— BEGIN —

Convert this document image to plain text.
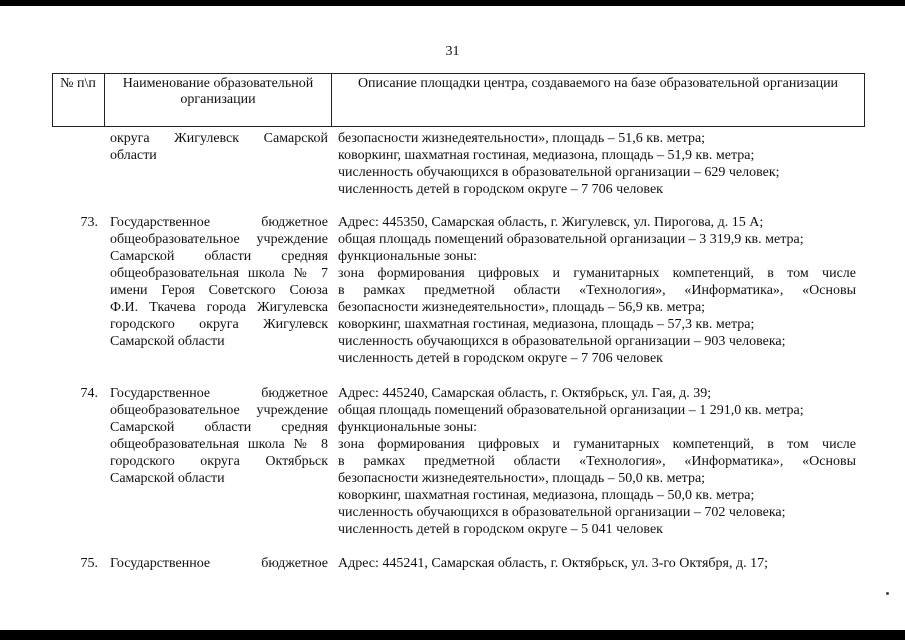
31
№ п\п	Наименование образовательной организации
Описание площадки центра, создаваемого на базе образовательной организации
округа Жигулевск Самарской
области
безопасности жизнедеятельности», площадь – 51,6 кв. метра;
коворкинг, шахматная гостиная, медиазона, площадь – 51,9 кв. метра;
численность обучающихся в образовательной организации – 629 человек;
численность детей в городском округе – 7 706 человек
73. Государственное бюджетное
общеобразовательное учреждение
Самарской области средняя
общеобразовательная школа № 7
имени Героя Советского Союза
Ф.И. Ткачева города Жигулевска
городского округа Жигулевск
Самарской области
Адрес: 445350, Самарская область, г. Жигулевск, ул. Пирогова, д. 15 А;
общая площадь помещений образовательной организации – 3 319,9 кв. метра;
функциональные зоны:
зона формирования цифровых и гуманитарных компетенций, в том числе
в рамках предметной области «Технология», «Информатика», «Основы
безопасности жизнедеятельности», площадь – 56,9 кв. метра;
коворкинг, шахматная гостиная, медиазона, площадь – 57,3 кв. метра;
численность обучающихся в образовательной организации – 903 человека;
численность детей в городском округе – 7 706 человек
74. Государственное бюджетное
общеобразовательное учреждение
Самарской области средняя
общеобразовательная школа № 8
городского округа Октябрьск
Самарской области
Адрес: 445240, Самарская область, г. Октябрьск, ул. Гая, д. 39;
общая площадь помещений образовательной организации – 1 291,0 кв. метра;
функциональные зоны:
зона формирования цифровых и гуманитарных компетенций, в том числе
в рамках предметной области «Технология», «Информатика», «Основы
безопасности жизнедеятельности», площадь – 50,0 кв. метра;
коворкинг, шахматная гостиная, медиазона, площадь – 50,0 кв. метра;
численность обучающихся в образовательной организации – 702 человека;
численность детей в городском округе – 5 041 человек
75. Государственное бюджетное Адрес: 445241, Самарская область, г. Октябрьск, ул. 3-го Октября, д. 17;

— END —

- **TO BE DONE**: Do not include images; quote all of the entries above exactly.

- **COMPLETED EXERCISE**:
Convert this document image to plain text.
31
№ п\п	Наименование образовательной организации
Описание площадки центра, создаваемого на базе образовательной организации
округа Жигулевск Самарской
области
безопасности жизнедеятельности», площадь – 51,6 кв. метра;
коворкинг, шахматная гостиная, медиазона, площадь – 51,9 кв. метра;
численность обучающихся в образовательной организации – 629 человек;
численность детей в городском округе – 7 706 человек
73. Государственное бюджетное
общеобразовательное учреждение
Самарской области средняя
общеобразовательная школа № 7
имени Героя Советского Союза
Ф.И. Ткачева города Жигулевска
городского округа Жигулевск
Самарской области
Адрес: 445350, Самарская область, г. Жигулевск, ул. Пирогова, д. 15 А;
общая площадь помещений образовательной организации – 3 319,9 кв. метра;
функциональные зоны:
зона формирования цифровых и гуманитарных компетенций, в том числе
в рамках предметной области «Технология», «Информатика», «Основы
безопасности жизнедеятельности», площадь – 56,9 кв. метра;
коворкинг, шахматная гостиная, медиазона, площадь – 57,3 кв. метра;
численность обучающихся в образовательной организации – 903 человека;
численность детей в городском округе – 7 706 человек
74. Государственное бюджетное
общеобразовательное учреждение
Самарской области средняя
общеобразовательная школа № 8
городского округа Октябрьск
Самарской области
Адрес: 445240, Самарская область, г. Октябрьск, ул. Гая, д. 39;
общая площадь помещений образовательной организации – 1 291,0 кв. метра;
функциональные зоны:
зона формирования цифровых и гуманитарных компетенций, в том числе
в рамках предметной области «Технология», «Информатика», «Основы
безопасности жизнедеятельности», площадь – 50,0 кв. метра;
коворкинг, шахматная гостиная, медиазона, площадь – 50,0 кв. метра;
численность обучающихся в образовательной организации – 702 человека;
численность детей в городском округе – 5 041 человек
75. Государственное бюджетное Адрес: 445241, Самарская область, г. Октябрьск, ул. 3-го Октября, д. 17;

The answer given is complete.